> [EXERCISE DIRECTIONS]
Work through the following lines and count those that hold the word "support". Reply with that number only.

★ ★ ★ ★ ★ ★ ★

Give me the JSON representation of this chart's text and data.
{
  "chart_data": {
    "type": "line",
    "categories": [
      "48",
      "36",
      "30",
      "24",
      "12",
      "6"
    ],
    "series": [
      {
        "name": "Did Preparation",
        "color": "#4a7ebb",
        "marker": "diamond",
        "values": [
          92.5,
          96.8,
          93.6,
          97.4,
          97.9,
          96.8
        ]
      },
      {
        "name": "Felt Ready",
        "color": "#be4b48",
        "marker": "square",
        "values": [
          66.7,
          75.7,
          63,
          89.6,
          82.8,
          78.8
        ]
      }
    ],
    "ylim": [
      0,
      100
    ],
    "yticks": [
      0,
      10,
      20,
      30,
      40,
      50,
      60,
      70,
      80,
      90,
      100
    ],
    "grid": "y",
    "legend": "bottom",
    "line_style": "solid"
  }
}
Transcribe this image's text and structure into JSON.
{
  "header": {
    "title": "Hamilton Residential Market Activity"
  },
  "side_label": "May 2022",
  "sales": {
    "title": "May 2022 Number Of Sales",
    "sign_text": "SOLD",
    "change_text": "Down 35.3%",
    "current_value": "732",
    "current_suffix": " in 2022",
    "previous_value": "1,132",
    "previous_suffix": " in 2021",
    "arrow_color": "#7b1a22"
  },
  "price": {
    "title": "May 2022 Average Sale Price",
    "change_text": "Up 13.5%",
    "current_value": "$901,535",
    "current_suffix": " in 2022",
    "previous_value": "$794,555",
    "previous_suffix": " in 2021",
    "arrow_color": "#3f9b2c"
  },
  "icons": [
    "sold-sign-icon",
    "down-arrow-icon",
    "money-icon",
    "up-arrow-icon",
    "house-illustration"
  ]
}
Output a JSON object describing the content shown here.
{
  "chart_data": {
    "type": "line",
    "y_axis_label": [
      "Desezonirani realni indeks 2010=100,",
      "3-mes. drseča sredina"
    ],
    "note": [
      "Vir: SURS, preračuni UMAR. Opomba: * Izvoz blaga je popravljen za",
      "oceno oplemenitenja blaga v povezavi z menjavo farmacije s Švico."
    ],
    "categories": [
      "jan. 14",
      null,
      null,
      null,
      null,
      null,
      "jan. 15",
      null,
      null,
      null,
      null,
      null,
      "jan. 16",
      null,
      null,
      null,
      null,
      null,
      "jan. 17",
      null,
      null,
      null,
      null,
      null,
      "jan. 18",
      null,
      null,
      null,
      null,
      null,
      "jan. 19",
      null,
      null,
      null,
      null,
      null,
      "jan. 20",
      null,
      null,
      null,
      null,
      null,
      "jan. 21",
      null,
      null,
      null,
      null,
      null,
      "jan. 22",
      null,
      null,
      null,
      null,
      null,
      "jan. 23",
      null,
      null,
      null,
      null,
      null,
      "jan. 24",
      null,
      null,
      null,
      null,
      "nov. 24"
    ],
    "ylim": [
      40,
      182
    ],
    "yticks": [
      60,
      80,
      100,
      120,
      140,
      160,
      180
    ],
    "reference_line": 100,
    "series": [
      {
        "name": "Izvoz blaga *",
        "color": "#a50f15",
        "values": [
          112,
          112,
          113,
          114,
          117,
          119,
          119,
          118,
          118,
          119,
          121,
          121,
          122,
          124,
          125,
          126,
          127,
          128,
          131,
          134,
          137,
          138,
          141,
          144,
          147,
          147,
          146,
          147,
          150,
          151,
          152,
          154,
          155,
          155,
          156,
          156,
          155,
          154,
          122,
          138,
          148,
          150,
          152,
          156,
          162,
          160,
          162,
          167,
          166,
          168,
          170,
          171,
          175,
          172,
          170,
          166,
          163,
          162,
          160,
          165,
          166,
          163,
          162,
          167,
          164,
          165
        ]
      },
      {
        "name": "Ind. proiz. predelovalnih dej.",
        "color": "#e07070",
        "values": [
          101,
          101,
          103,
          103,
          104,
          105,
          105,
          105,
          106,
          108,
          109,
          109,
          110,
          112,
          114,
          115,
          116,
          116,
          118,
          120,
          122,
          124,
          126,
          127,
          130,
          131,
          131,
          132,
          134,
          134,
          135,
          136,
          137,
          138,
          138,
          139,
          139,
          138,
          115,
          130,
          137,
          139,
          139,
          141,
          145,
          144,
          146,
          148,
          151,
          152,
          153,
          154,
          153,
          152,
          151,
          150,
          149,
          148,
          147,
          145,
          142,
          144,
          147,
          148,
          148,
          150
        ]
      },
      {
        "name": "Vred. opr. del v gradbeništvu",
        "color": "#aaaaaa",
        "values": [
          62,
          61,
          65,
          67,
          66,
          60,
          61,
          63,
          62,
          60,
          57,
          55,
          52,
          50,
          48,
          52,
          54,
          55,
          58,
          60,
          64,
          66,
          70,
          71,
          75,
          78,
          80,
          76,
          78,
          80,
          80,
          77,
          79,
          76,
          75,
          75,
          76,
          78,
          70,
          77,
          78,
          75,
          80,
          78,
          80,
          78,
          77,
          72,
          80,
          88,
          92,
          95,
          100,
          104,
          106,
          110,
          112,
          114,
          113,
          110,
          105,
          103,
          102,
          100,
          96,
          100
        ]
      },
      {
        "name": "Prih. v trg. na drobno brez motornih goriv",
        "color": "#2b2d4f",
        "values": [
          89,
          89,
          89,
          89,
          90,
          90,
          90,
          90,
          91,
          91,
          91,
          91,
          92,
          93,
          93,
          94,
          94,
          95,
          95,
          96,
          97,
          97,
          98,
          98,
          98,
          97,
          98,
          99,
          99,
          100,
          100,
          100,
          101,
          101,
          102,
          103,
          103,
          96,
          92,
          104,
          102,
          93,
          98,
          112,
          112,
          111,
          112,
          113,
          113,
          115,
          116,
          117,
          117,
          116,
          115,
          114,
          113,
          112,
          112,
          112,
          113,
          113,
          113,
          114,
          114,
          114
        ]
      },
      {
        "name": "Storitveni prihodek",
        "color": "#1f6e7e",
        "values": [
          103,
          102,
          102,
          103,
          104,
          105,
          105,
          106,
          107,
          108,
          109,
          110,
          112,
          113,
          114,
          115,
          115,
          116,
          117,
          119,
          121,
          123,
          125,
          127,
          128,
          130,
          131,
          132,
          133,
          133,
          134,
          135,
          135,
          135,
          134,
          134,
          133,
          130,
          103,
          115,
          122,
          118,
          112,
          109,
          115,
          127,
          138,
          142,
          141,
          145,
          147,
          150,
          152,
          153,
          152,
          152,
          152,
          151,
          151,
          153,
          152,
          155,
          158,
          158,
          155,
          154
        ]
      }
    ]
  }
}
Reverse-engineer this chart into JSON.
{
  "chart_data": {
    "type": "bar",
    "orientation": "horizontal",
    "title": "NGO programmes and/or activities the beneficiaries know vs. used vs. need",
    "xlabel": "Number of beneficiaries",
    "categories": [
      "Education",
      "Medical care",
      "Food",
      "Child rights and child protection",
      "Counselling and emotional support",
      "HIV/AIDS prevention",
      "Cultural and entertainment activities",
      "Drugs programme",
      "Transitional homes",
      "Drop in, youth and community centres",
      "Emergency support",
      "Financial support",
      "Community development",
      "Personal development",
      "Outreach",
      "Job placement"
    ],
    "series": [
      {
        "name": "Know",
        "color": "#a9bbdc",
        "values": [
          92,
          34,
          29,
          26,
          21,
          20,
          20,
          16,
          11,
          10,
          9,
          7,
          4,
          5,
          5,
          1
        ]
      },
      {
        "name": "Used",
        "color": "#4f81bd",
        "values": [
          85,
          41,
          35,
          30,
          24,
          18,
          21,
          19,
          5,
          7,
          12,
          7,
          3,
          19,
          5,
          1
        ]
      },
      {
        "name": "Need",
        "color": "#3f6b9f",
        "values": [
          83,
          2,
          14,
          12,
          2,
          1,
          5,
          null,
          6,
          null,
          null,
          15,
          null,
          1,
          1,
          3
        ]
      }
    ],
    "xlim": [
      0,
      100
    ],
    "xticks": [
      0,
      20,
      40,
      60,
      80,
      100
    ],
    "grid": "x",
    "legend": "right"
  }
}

★ ★ ★ ★ ★ ★ ★

> [OUTPUT BELOW]
3